● **Objective**
From the entries provided below, copy each line that contains the word "name".

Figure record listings
================================

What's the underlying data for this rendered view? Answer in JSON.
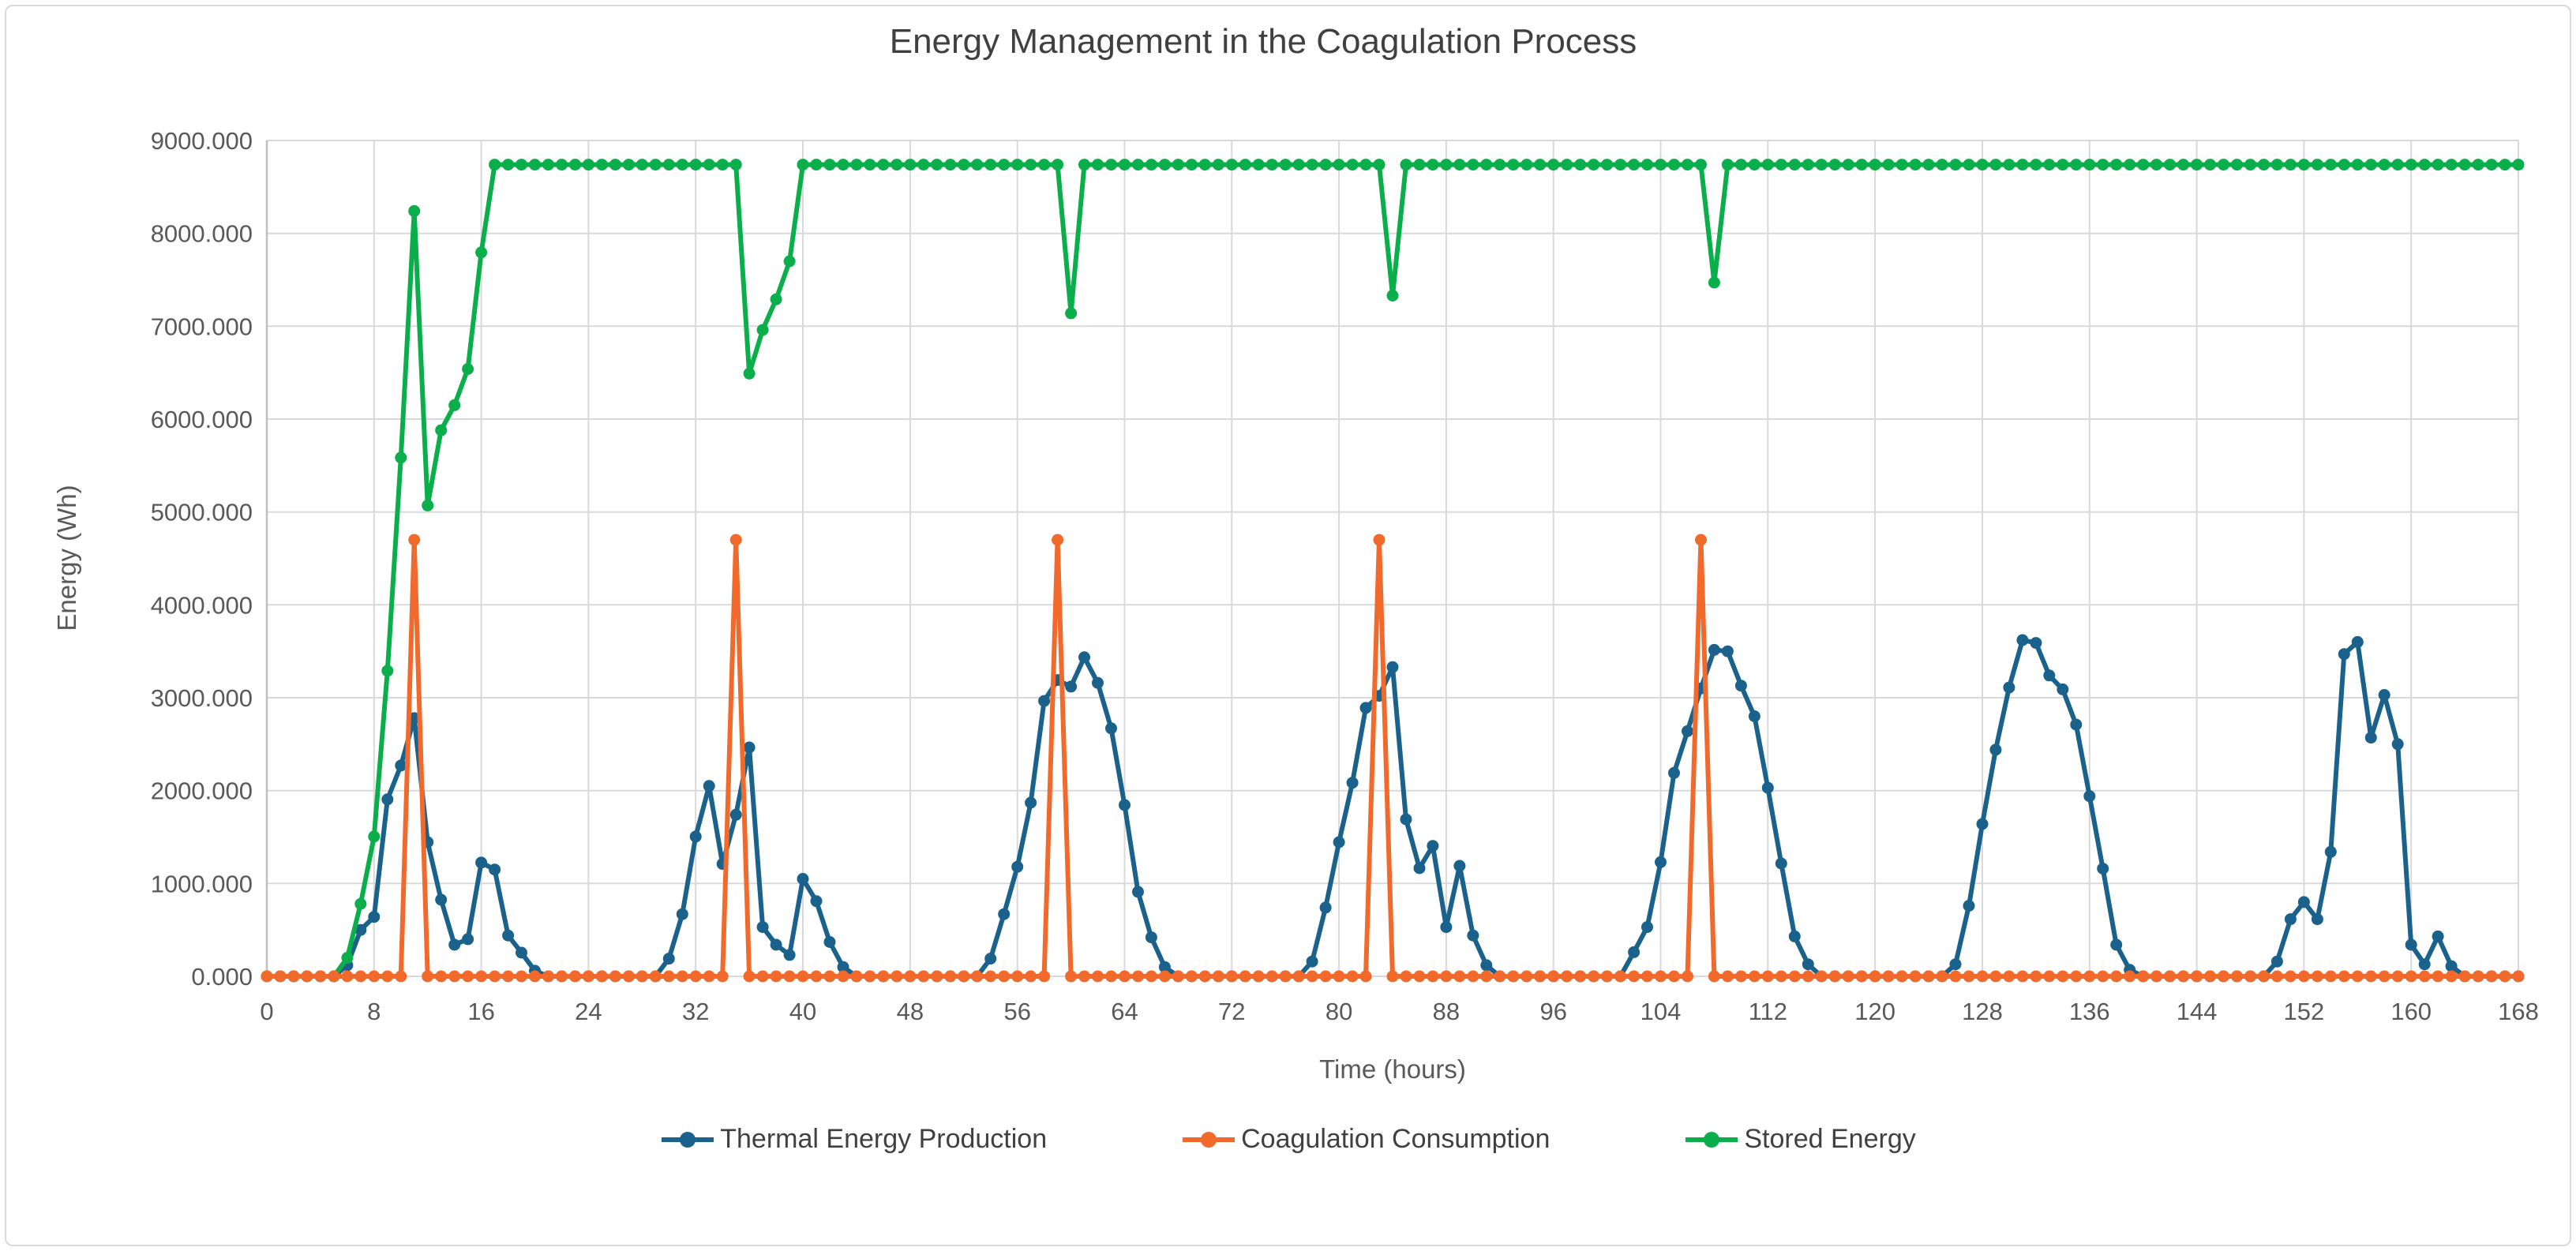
{
  "window": {
    "background": "#ffffff",
    "frame_border_color": "#d9d9d9"
  },
  "styles": {
    "grid_color": "#d9d9d9",
    "axis_line_color": "#bfbfbf",
    "tick_label_color": "#595959",
    "title_color": "#404040",
    "legend_text_color": "#404040"
  },
  "chart_data": {
    "type": "line",
    "title": "Energy Management in the Coagulation Process",
    "xlabel": "Time (hours)",
    "ylabel": "Energy (Wh)",
    "x_min": 0,
    "x_max": 168,
    "x_step": 1,
    "x_tick_step": 8,
    "y_min": 0,
    "y_max": 9000,
    "y_tick_step": 1000,
    "y_tick_decimals": 3,
    "grid": true,
    "legend_position": "bottom",
    "markers": true,
    "series": [
      {
        "name": "Thermal Energy Production",
        "color": "#1A628B",
        "values": [
          0,
          0,
          0,
          0,
          0,
          0,
          120,
          500,
          640,
          1905,
          2270,
          2780,
          1445,
          825,
          340,
          400,
          1225,
          1150,
          440,
          255,
          60,
          0,
          0,
          0,
          0,
          0,
          0,
          0,
          0,
          0,
          190,
          670,
          1505,
          2050,
          1210,
          1740,
          2465,
          530,
          340,
          230,
          1050,
          810,
          370,
          100,
          0,
          0,
          0,
          0,
          0,
          0,
          0,
          0,
          0,
          0,
          190,
          670,
          1180,
          1870,
          2965,
          3190,
          3120,
          3435,
          3160,
          2670,
          1845,
          910,
          420,
          100,
          0,
          0,
          0,
          0,
          0,
          0,
          0,
          0,
          0,
          0,
          160,
          740,
          1445,
          2085,
          2890,
          3020,
          3330,
          1690,
          1165,
          1405,
          530,
          1190,
          440,
          120,
          0,
          0,
          0,
          0,
          0,
          0,
          0,
          0,
          0,
          0,
          260,
          530,
          1230,
          2190,
          2640,
          3100,
          3515,
          3500,
          3130,
          2800,
          2030,
          1215,
          430,
          130,
          0,
          0,
          0,
          0,
          0,
          0,
          0,
          0,
          0,
          0,
          130,
          760,
          1640,
          2440,
          3110,
          3620,
          3590,
          3240,
          3090,
          2710,
          1940,
          1160,
          340,
          70,
          0,
          0,
          0,
          0,
          0,
          0,
          0,
          0,
          0,
          0,
          160,
          615,
          800,
          615,
          1340,
          3470,
          3600,
          2570,
          3030,
          2500,
          340,
          130,
          430,
          110,
          0,
          0,
          0,
          0,
          0
        ]
      },
      {
        "name": "Coagulation Consumption",
        "color": "#F2692C",
        "values": [
          0,
          0,
          0,
          0,
          0,
          0,
          0,
          0,
          0,
          0,
          0,
          4700,
          0,
          0,
          0,
          0,
          0,
          0,
          0,
          0,
          0,
          0,
          0,
          0,
          0,
          0,
          0,
          0,
          0,
          0,
          0,
          0,
          0,
          0,
          0,
          4700,
          0,
          0,
          0,
          0,
          0,
          0,
          0,
          0,
          0,
          0,
          0,
          0,
          0,
          0,
          0,
          0,
          0,
          0,
          0,
          0,
          0,
          0,
          0,
          4700,
          0,
          0,
          0,
          0,
          0,
          0,
          0,
          0,
          0,
          0,
          0,
          0,
          0,
          0,
          0,
          0,
          0,
          0,
          0,
          0,
          0,
          0,
          0,
          4700,
          0,
          0,
          0,
          0,
          0,
          0,
          0,
          0,
          0,
          0,
          0,
          0,
          0,
          0,
          0,
          0,
          0,
          0,
          0,
          0,
          0,
          0,
          0,
          4700,
          0,
          0,
          0,
          0,
          0,
          0,
          0,
          0,
          0,
          0,
          0,
          0,
          0,
          0,
          0,
          0,
          0,
          0,
          0,
          0,
          0,
          0,
          0,
          0,
          0,
          0,
          0,
          0,
          0,
          0,
          0,
          0,
          0,
          0,
          0,
          0,
          0,
          0,
          0,
          0,
          0,
          0,
          0,
          0,
          0,
          0,
          0,
          0,
          0,
          0,
          0,
          0,
          0,
          0,
          0,
          0,
          0,
          0,
          0,
          0,
          0
        ]
      },
      {
        "name": "Stored Energy",
        "color": "#0AAF4B",
        "values": [
          0,
          0,
          0,
          0,
          0,
          0,
          200,
          780,
          1505,
          3290,
          5585,
          8240,
          5070,
          5880,
          6150,
          6540,
          7795,
          8740,
          8740,
          8740,
          8740,
          8740,
          8740,
          8740,
          8740,
          8740,
          8740,
          8740,
          8740,
          8740,
          8740,
          8740,
          8740,
          8740,
          8740,
          8740,
          6490,
          6960,
          7290,
          7700,
          8740,
          8740,
          8740,
          8740,
          8740,
          8740,
          8740,
          8740,
          8740,
          8740,
          8740,
          8740,
          8740,
          8740,
          8740,
          8740,
          8740,
          8740,
          8740,
          8740,
          7140,
          8740,
          8740,
          8740,
          8740,
          8740,
          8740,
          8740,
          8740,
          8740,
          8740,
          8740,
          8740,
          8740,
          8740,
          8740,
          8740,
          8740,
          8740,
          8740,
          8740,
          8740,
          8740,
          8740,
          7330,
          8740,
          8740,
          8740,
          8740,
          8740,
          8740,
          8740,
          8740,
          8740,
          8740,
          8740,
          8740,
          8740,
          8740,
          8740,
          8740,
          8740,
          8740,
          8740,
          8740,
          8740,
          8740,
          8740,
          7470,
          8740,
          8740,
          8740,
          8740,
          8740,
          8740,
          8740,
          8740,
          8740,
          8740,
          8740,
          8740,
          8740,
          8740,
          8740,
          8740,
          8740,
          8740,
          8740,
          8740,
          8740,
          8740,
          8740,
          8740,
          8740,
          8740,
          8740,
          8740,
          8740,
          8740,
          8740,
          8740,
          8740,
          8740,
          8740,
          8740,
          8740,
          8740,
          8740,
          8740,
          8740,
          8740,
          8740,
          8740,
          8740,
          8740,
          8740,
          8740,
          8740,
          8740,
          8740,
          8740,
          8740,
          8740,
          8740,
          8740,
          8740,
          8740,
          8740,
          8740
        ]
      }
    ]
  }
}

================================

● **Answer to this exercise**
        "name": "Thermal Energy Production",
        "name": "Coagulation Consumption",
        "name": "Stored Energy",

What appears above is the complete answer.